--- WHAT IS ASKED ---
Report how many lines contain the word "JSON"; answer with the number only.

-------- AVAILABLE RECORDS

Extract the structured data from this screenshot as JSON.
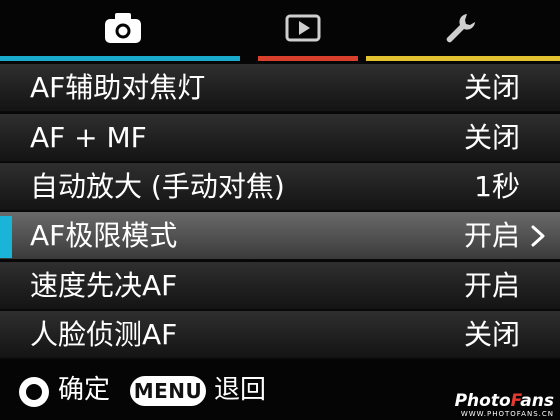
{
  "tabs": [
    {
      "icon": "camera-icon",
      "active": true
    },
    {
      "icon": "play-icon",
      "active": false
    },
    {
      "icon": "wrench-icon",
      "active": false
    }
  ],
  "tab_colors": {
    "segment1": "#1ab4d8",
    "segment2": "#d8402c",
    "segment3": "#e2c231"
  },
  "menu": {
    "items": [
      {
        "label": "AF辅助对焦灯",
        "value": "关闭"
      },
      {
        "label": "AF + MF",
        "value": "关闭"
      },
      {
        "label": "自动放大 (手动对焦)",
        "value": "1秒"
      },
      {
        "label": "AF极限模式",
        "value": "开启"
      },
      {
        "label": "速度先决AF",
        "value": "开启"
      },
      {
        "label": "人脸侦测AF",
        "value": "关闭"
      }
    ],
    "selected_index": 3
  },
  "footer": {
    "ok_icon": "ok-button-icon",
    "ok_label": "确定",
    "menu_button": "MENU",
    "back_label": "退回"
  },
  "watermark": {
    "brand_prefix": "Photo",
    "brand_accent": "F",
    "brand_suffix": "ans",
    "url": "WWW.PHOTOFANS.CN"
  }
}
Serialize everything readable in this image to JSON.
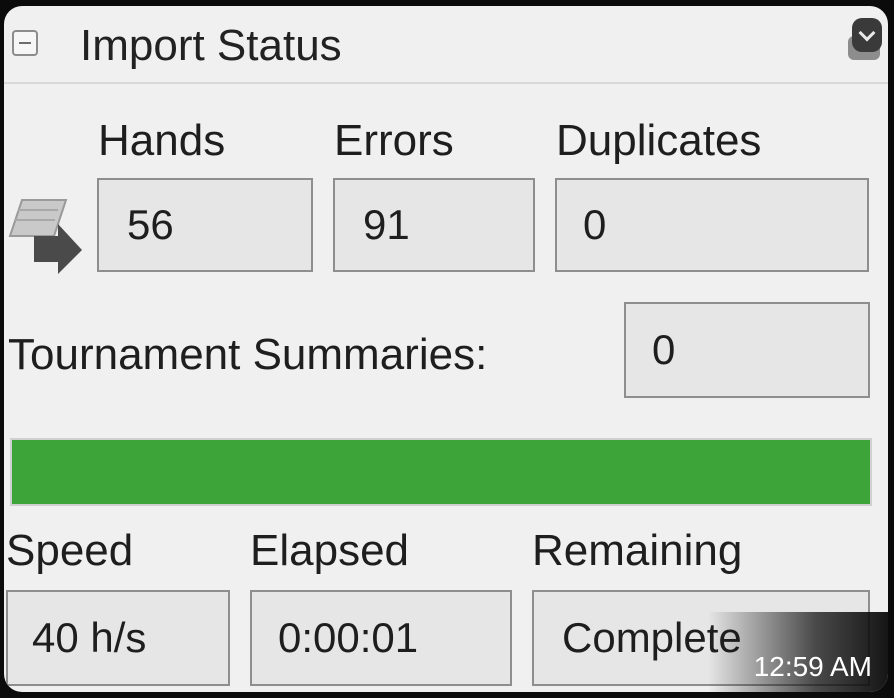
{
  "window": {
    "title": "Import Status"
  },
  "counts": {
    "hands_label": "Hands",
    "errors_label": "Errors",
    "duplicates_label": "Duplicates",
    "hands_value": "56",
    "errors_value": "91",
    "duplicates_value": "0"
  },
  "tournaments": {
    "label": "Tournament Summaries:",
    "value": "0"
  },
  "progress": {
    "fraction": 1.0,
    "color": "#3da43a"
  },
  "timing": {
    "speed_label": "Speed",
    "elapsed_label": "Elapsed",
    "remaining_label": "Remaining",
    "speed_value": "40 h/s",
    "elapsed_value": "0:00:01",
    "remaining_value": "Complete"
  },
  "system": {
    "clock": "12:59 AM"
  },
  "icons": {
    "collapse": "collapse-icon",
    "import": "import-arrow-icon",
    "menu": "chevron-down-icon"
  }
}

----------------

--- THE REPLY ---
2